● DO THIS:
Copy each line of the data below with the word "interesting".

● EXTRACTED ENTRIES:
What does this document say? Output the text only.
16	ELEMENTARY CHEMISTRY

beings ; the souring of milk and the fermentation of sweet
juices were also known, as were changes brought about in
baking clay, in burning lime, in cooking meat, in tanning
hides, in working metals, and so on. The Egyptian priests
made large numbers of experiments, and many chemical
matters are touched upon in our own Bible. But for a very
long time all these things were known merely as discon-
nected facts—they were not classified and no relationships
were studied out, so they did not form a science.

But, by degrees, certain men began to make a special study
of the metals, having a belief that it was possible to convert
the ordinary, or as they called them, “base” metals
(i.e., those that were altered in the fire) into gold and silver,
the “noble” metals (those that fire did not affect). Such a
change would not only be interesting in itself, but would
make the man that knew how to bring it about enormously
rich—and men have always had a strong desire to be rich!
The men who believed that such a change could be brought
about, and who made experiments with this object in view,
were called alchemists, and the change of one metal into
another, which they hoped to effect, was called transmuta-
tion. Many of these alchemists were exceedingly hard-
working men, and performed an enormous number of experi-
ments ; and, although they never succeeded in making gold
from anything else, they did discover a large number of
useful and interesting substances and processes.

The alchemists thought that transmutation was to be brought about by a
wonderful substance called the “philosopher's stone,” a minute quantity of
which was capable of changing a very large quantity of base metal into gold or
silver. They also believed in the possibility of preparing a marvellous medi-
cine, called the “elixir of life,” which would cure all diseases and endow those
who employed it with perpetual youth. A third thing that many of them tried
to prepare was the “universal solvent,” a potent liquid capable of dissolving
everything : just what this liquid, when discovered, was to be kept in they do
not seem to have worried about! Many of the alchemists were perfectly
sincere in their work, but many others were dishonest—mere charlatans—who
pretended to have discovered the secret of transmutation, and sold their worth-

● SOLUTION TO THIS EXERCISE:
change would not only be interesting in itself, but would
useful and interesting substances and processes.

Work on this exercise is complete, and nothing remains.